**SOURCE DOCUMENT**
────────
Tag Archives: Gearing-class destroyer

Orleck, arriving

We’ve been following the saga of the Gearing-class destroyer USS Orleck (DD-886) for the past several years. For those who haven’t, the fortune cookie catch up is that the old girl was too late for WWII, but saw lots of combat during Korea– where she received four battle stars and earned a spot in the “Train Busters Club” — and along the gunline off Vietnam for Market Garden– firing fired 11,000+ rounds and earning 10 further stars– as well as was on the team that recovered the Gemini IV space capsule for NASA.

Off Mare Island, 1959

Decommissioned in 1982, she went on to work for the Turks for two decades as TCG Yücetepe (D-345).

Then she was, epically, brought back across the Atlantic where she served as a museum ship in two different Gulf Coast locales for the past 20 years.

Now saved from the mud of the Calcasieu River and benefitting from a $2.5 million refit, she has successfully made it from Texas, through the Florida Straits, to Jacksonville, where she has been paraded into town and is tied up, awaiting her first tours and grand opening later this summer.

Orleck At sea off of Key Largo. Photo by Elsbeth III Captain Wallace Milham.

Entering Jax. If you didn’t see the tow line you would think she is leaving for deployment, the oldest Gearing still in active service. Photo by Ashley Iselborn 

Looking great for a 77-year old FRAM’d tin can! Photo by Ashley Iselborn 

Great to see her ready for her next chapter!

Orleck on the way to getting better

The Gearing-class destroyer USS Orleck (DD-886) has had a long and happy career, in at least four parts. Laid down 28 November 1944, the 77-year-old warship is about to embark on her fifth.
────────
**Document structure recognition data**
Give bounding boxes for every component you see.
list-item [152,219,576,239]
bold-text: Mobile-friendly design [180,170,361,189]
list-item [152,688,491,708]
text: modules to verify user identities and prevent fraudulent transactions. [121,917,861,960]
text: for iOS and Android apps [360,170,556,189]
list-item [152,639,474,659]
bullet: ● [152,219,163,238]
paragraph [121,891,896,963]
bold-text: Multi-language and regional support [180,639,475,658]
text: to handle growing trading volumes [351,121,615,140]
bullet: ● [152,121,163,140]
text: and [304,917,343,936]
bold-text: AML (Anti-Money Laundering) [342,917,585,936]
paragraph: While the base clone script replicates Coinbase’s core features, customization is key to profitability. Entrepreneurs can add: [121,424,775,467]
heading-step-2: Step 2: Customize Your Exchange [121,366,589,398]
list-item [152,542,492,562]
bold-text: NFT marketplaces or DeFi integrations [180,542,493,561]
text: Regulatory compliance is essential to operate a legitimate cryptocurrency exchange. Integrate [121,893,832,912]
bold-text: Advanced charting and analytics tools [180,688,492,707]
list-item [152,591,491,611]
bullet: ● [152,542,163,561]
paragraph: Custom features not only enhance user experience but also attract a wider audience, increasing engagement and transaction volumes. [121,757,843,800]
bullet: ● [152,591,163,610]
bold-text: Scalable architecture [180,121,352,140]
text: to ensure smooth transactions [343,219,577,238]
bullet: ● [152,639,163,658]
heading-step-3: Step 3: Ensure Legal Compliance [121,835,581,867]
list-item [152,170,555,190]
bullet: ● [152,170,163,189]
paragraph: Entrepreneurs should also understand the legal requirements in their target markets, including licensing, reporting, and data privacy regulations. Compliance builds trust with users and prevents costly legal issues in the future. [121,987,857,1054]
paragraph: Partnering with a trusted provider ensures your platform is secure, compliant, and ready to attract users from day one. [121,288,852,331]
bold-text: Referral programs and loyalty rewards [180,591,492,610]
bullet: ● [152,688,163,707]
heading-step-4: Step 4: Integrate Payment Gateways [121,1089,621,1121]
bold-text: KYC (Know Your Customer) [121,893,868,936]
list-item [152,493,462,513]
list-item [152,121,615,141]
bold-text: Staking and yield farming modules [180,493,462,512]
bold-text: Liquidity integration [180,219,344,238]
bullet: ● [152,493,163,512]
────────
**WHAT IS BEING ASKED**
Carry the blog post about the destroyer USS Orleck forward from its final sentence. You will not need the items to do what is asked here.

**REPLY**
Her first part, beginning with her U.S. Navy commissioning two weeks after VJ Day, saw the support of post-WWII minesweeping operations off China, combat during Korea– where she received four battle stars and earned a spot in the “Train Busters Club” — followed by tense Taiwan Strait patrols.

Off Mare Island, 1959

The 1960s FRAMing added ASROC and DASH drones just in time to support the recovery of the Gemini IV space capsule for NASA, and deliver naval gunfire support off Vietnam.

Orleck NGFS March 1966, firing on a Viet Cong stronghold near Vung Tau, at the mouth of the Saigon River. Photo by J. L. Means, NPC K-31267

Decommissioned on 1 October 1982, she was transferred to Turkey for the second part of her work career, serving Istanbul as the destroyer TCG Yücetepe (D-345) for another 18 years.

Saved by the USS Orleck Association, the third part of her career saw her brought back “home” in 2000 and opened as a low-traffic museum ship in Orange, Texas, where she had been built by the Consolidated Steel Corporation in WWII.

Then, the historic ship moved to nearby Lake Charles a decade later, where she received even less traffic as the industrial Louisiana coastal city isn’t exactly on the tourism trail. Heck, I tried to tour Orleck three different times when I was passing through between Galveston and Pascagoula but she always seemed closed for one reason or another.

Last year, washed up the Calcasieu River by a hurricane, the group that runs her went ahead and called Lake Chuck quits and made contact with an organization in Jacksonville to move there, a Navy city with a plan to put her in a high-traffic park downtown.

In preparation for this move, last week Orleck was successfully towed to the Gulf Copper Central Yard in Port Arthur for a much-needed drydocking.

You can follow her progress here.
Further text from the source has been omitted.